**DATA SHOWN**
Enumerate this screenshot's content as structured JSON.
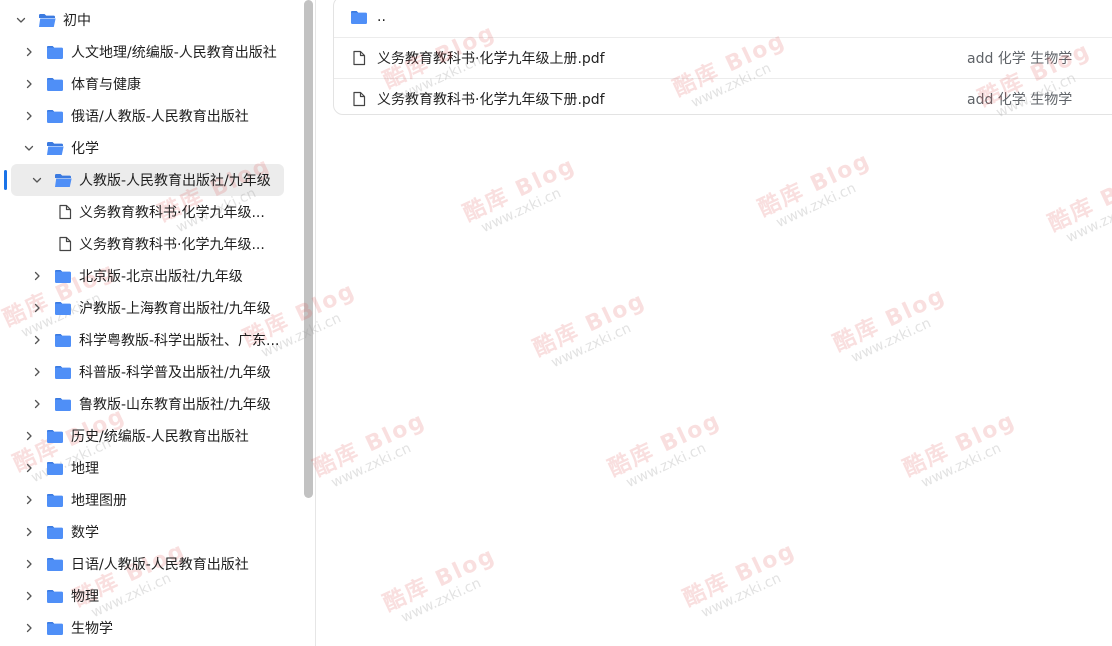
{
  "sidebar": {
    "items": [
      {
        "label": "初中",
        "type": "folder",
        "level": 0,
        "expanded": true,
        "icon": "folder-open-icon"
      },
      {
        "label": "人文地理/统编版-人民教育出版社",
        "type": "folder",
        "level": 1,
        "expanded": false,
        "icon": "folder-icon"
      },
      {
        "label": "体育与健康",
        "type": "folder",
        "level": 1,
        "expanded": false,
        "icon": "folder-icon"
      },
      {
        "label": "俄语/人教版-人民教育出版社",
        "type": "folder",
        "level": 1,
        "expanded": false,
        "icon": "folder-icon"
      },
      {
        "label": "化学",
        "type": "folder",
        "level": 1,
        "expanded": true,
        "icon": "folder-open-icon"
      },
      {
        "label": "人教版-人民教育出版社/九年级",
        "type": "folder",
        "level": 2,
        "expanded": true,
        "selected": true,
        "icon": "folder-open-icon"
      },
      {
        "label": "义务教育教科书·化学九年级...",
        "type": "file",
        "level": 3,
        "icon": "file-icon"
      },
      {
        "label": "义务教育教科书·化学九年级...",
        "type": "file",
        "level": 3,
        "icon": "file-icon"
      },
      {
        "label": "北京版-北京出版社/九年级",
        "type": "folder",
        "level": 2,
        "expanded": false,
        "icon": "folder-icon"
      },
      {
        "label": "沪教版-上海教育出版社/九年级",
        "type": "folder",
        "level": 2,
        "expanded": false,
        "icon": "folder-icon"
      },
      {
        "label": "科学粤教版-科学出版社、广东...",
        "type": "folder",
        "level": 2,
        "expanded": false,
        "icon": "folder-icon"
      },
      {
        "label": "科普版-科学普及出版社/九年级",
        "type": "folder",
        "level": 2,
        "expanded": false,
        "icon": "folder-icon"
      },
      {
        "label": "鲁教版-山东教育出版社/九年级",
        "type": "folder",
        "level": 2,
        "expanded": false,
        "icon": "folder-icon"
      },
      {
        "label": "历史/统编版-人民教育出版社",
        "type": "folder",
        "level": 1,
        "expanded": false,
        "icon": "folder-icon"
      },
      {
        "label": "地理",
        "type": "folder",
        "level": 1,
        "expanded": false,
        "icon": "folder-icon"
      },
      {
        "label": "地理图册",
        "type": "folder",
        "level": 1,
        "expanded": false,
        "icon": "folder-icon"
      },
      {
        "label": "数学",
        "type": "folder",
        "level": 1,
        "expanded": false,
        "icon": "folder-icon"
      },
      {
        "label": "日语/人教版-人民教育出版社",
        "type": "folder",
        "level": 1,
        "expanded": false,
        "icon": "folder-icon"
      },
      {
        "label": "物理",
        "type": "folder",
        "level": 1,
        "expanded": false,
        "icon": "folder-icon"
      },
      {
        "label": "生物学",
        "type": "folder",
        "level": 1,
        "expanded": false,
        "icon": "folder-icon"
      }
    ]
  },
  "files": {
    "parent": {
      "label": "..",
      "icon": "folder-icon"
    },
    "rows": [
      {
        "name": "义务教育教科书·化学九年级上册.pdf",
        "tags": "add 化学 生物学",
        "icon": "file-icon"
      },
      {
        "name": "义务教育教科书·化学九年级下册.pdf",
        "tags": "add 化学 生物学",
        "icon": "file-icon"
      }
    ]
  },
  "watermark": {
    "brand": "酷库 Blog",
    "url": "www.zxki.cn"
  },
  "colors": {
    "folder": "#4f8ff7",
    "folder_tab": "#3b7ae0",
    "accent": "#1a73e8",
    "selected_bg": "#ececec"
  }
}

**EXERCISE**
Among the lines of the data, identify those with the word "人民教育出版社". Copy each of them.

**EXERCISE RESPONSE**
        "label": "人文地理/统编版-人民教育出版社",
        "label": "俄语/人教版-人民教育出版社",
        "label": "人教版-人民教育出版社/九年级",
        "label": "历史/统编版-人民教育出版社",
        "label": "日语/人教版-人民教育出版社",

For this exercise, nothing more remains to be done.